#### MATERIALS PROVIDED
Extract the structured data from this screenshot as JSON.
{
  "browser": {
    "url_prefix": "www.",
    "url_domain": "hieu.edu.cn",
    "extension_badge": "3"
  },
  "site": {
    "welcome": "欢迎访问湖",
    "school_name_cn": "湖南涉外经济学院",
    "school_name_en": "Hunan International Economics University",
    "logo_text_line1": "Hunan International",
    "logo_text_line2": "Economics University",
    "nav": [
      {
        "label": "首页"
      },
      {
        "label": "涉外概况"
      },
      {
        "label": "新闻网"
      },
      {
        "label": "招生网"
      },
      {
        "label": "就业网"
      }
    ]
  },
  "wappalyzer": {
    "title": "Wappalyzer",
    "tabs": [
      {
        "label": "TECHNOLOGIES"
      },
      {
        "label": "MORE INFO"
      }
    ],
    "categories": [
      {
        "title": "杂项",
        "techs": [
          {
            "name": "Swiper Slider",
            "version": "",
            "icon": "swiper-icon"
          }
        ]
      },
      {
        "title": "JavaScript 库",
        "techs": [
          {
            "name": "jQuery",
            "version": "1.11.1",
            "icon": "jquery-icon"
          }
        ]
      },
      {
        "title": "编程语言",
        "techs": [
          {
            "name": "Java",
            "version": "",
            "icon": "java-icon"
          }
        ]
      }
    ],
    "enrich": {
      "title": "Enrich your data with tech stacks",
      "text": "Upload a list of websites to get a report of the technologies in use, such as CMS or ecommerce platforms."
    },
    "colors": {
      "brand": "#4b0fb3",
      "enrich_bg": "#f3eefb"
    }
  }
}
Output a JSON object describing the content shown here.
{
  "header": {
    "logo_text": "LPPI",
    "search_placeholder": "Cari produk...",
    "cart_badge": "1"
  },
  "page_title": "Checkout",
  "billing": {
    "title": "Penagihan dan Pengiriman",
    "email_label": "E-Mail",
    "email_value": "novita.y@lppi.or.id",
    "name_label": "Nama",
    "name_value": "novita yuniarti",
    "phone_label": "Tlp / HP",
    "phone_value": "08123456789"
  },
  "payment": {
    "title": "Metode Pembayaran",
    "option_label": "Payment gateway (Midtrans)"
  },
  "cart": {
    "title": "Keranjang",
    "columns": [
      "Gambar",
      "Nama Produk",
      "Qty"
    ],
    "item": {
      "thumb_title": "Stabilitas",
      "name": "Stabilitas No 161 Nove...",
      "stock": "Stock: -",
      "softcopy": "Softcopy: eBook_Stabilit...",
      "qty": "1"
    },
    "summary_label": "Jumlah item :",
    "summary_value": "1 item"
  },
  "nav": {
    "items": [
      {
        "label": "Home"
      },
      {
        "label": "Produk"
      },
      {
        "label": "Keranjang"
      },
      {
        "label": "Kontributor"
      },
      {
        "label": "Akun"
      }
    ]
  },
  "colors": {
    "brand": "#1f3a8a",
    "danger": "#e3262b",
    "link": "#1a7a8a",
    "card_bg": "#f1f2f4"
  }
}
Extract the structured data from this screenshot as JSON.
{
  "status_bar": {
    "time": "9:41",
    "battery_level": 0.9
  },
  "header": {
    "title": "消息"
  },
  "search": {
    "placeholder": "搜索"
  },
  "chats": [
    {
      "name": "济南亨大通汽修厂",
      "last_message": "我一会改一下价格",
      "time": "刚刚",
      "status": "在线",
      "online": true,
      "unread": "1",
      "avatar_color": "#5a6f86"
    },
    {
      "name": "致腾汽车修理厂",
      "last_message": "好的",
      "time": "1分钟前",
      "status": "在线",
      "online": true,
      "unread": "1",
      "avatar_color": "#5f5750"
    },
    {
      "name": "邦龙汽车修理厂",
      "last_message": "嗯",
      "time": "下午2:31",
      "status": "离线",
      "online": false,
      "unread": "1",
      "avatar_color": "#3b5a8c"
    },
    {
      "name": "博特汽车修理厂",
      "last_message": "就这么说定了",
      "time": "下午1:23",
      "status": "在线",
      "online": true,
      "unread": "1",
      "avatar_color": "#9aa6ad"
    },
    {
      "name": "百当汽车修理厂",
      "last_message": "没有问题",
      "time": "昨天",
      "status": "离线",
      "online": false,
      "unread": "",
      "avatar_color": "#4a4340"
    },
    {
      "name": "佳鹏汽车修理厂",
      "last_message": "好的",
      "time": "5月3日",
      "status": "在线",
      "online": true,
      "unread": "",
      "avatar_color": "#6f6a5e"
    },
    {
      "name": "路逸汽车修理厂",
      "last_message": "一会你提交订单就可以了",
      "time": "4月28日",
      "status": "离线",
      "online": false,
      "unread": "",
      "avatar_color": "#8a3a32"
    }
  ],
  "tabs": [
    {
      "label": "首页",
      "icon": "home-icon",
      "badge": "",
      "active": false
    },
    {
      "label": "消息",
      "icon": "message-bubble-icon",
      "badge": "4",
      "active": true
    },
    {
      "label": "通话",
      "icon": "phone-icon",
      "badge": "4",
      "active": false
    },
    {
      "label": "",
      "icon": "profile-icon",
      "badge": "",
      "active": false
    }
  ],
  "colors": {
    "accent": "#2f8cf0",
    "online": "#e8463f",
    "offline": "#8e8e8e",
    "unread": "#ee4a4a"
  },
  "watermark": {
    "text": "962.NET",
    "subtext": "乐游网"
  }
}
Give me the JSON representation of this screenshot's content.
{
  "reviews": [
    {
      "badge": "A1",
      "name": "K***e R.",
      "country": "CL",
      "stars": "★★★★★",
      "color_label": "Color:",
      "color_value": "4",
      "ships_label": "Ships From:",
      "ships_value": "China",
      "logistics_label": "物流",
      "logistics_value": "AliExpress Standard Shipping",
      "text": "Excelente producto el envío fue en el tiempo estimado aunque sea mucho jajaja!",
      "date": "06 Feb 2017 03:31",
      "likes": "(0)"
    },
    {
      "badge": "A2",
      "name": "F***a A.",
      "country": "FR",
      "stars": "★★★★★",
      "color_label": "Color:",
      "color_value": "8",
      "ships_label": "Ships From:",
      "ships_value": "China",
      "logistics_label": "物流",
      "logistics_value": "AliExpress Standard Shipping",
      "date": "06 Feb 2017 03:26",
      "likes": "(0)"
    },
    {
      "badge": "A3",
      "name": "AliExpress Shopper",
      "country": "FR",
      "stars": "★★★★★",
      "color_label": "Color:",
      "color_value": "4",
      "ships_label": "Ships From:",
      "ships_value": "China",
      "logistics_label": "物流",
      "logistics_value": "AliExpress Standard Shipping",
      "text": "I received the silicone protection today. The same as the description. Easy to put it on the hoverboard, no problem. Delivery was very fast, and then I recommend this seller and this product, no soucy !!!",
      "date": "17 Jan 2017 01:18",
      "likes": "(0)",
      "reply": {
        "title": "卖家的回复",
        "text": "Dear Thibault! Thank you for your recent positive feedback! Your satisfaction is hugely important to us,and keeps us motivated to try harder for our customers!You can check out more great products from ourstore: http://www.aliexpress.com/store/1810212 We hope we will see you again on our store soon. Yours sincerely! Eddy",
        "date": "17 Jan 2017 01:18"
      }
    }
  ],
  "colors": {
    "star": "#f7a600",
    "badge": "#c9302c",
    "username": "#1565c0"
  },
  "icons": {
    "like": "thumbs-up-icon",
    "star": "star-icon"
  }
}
########
■ **GOAL**
Exactly reproduce every line of the data above.

■ **FINAL ANSWER**
Extract the structured data from this screenshot as JSON.
{
  "browser": {
    "url_prefix": "www.",
    "url_domain": "hieu.edu.cn",
    "extension_badge": "3"
  },
  "site": {
    "welcome": "欢迎访问湖",
    "school_name_cn": "湖南涉外经济学院",
    "school_name_en": "Hunan International Economics University",
    "logo_text_line1": "Hunan International",
    "logo_text_line2": "Economics University",
    "nav": [
      {
        "label": "首页"
      },
      {
        "label": "涉外概况"
      },
      {
        "label": "新闻网"
      },
      {
        "label": "招生网"
      },
      {
        "label": "就业网"
      }
    ]
  },
  "wappalyzer": {
    "title": "Wappalyzer",
    "tabs": [
      {
        "label": "TECHNOLOGIES"
      },
      {
        "label": "MORE INFO"
      }
    ],
    "categories": [
      {
        "title": "杂项",
        "techs": [
          {
            "name": "Swiper Slider",
            "version": "",
            "icon": "swiper-icon"
          }
        ]
      },
      {
        "title": "JavaScript 库",
        "techs": [
          {
            "name": "jQuery",
            "version": "1.11.1",
            "icon": "jquery-icon"
          }
        ]
      },
      {
        "title": "编程语言",
        "techs": [
          {
            "name": "Java",
            "version": "",
            "icon": "java-icon"
          }
        ]
      }
    ],
    "enrich": {
      "title": "Enrich your data with tech stacks",
      "text": "Upload a list of websites to get a report of the technologies in use, such as CMS or ecommerce platforms."
    },
    "colors": {
      "brand": "#4b0fb3",
      "enrich_bg": "#f3eefb"
    }
  }
}
Output a JSON object describing the content shown here.
{
  "header": {
    "logo_text": "LPPI",
    "search_placeholder": "Cari produk...",
    "cart_badge": "1"
  },
  "page_title": "Checkout",
  "billing": {
    "title": "Penagihan dan Pengiriman",
    "email_label": "E-Mail",
    "email_value": "novita.y@lppi.or.id",
    "name_label": "Nama",
    "name_value": "novita yuniarti",
    "phone_label": "Tlp / HP",
    "phone_value": "08123456789"
  },
  "payment": {
    "title": "Metode Pembayaran",
    "option_label": "Payment gateway (Midtrans)"
  },
  "cart": {
    "title": "Keranjang",
    "columns": [
      "Gambar",
      "Nama Produk",
      "Qty"
    ],
    "item": {
      "thumb_title": "Stabilitas",
      "name": "Stabilitas No 161 Nove...",
      "stock": "Stock: -",
      "softcopy": "Softcopy: eBook_Stabilit...",
      "qty": "1"
    },
    "summary_label": "Jumlah item :",
    "summary_value": "1 item"
  },
  "nav": {
    "items": [
      {
        "label": "Home"
      },
      {
        "label": "Produk"
      },
      {
        "label": "Keranjang"
      },
      {
        "label": "Kontributor"
      },
      {
        "label": "Akun"
      }
    ]
  },
  "colors": {
    "brand": "#1f3a8a",
    "danger": "#e3262b",
    "link": "#1a7a8a",
    "card_bg": "#f1f2f4"
  }
}
Extract the structured data from this screenshot as JSON.
{
  "status_bar": {
    "time": "9:41",
    "battery_level": 0.9
  },
  "header": {
    "title": "消息"
  },
  "search": {
    "placeholder": "搜索"
  },
  "chats": [
    {
      "name": "济南亨大通汽修厂",
      "last_message": "我一会改一下价格",
      "time": "刚刚",
      "status": "在线",
      "online": true,
      "unread": "1",
      "avatar_color": "#5a6f86"
    },
    {
      "name": "致腾汽车修理厂",
      "last_message": "好的",
      "time": "1分钟前",
      "status": "在线",
      "online": true,
      "unread": "1",
      "avatar_color": "#5f5750"
    },
    {
      "name": "邦龙汽车修理厂",
      "last_message": "嗯",
      "time": "下午2:31",
      "status": "离线",
      "online": false,
      "unread": "1",
      "avatar_color": "#3b5a8c"
    },
    {
      "name": "博特汽车修理厂",
      "last_message": "就这么说定了",
      "time": "下午1:23",
      "status": "在线",
      "online": true,
      "unread": "1",
      "avatar_color": "#9aa6ad"
    },
    {
      "name": "百当汽车修理厂",
      "last_message": "没有问题",
      "time": "昨天",
      "status": "离线",
      "online": false,
      "unread": "",
      "avatar_color": "#4a4340"
    },
    {
      "name": "佳鹏汽车修理厂",
      "last_message": "好的",
      "time": "5月3日",
      "status": "在线",
      "online": true,
      "unread": "",
      "avatar_color": "#6f6a5e"
    },
    {
      "name": "路逸汽车修理厂",
      "last_message": "一会你提交订单就可以了",
      "time": "4月28日",
      "status": "离线",
      "online": false,
      "unread": "",
      "avatar_color": "#8a3a32"
    }
  ],
  "tabs": [
    {
      "label": "首页",
      "icon": "home-icon",
      "badge": "",
      "active": false
    },
    {
      "label": "消息",
      "icon": "message-bubble-icon",
      "badge": "4",
      "active": true
    },
    {
      "label": "通话",
      "icon": "phone-icon",
      "badge": "4",
      "active": false
    },
    {
      "label": "",
      "icon": "profile-icon",
      "badge": "",
      "active": false
    }
  ],
  "colors": {
    "accent": "#2f8cf0",
    "online": "#e8463f",
    "offline": "#8e8e8e",
    "unread": "#ee4a4a"
  },
  "watermark": {
    "text": "962.NET",
    "subtext": "乐游网"
  }
}
Give me the JSON representation of this screenshot's content.
{
  "reviews": [
    {
      "badge": "A1",
      "name": "K***e R.",
      "country": "CL",
      "stars": "★★★★★",
      "color_label": "Color:",
      "color_value": "4",
      "ships_label": "Ships From:",
      "ships_value": "China",
      "logistics_label": "物流",
      "logistics_value": "AliExpress Standard Shipping",
      "text": "Excelente producto el envío fue en el tiempo estimado aunque sea mucho jajaja!",
      "date": "06 Feb 2017 03:31",
      "likes": "(0)"
    },
    {
      "badge": "A2",
      "name": "F***a A.",
      "country": "FR",
      "stars": "★★★★★",
      "color_label": "Color:",
      "color_value": "8",
      "ships_label": "Ships From:",
      "ships_value": "China",
      "logistics_label": "物流",
      "logistics_value": "AliExpress Standard Shipping",
      "date": "06 Feb 2017 03:26",
      "likes": "(0)"
    },
    {
      "badge": "A3",
      "name": "AliExpress Shopper",
      "country": "FR",
      "stars": "★★★★★",
      "color_label": "Color:",
      "color_value": "4",
      "ships_label": "Ships From:",
      "ships_value": "China",
      "logistics_label": "物流",
      "logistics_value": "AliExpress Standard Shipping",
      "text": "I received the silicone protection today. The same as the description. Easy to put it on the hoverboard, no problem. Delivery was very fast, and then I recommend this seller and this product, no soucy !!!",
      "date": "17 Jan 2017 01:18",
      "likes": "(0)",
      "reply": {
        "title": "卖家的回复",
        "text": "Dear Thibault! Thank you for your recent positive feedback! Your satisfaction is hugely important to us,and keeps us motivated to try harder for our customers!You can check out more great products from ourstore: http://www.aliexpress.com/store/1810212 We hope we will see you again on our store soon. Yours sincerely! Eddy",
        "date": "17 Jan 2017 01:18"
      }
    }
  ],
  "colors": {
    "star": "#f7a600",
    "badge": "#c9302c",
    "username": "#1565c0"
  },
  "icons": {
    "like": "thumbs-up-icon",
    "star": "star-icon"
  }
}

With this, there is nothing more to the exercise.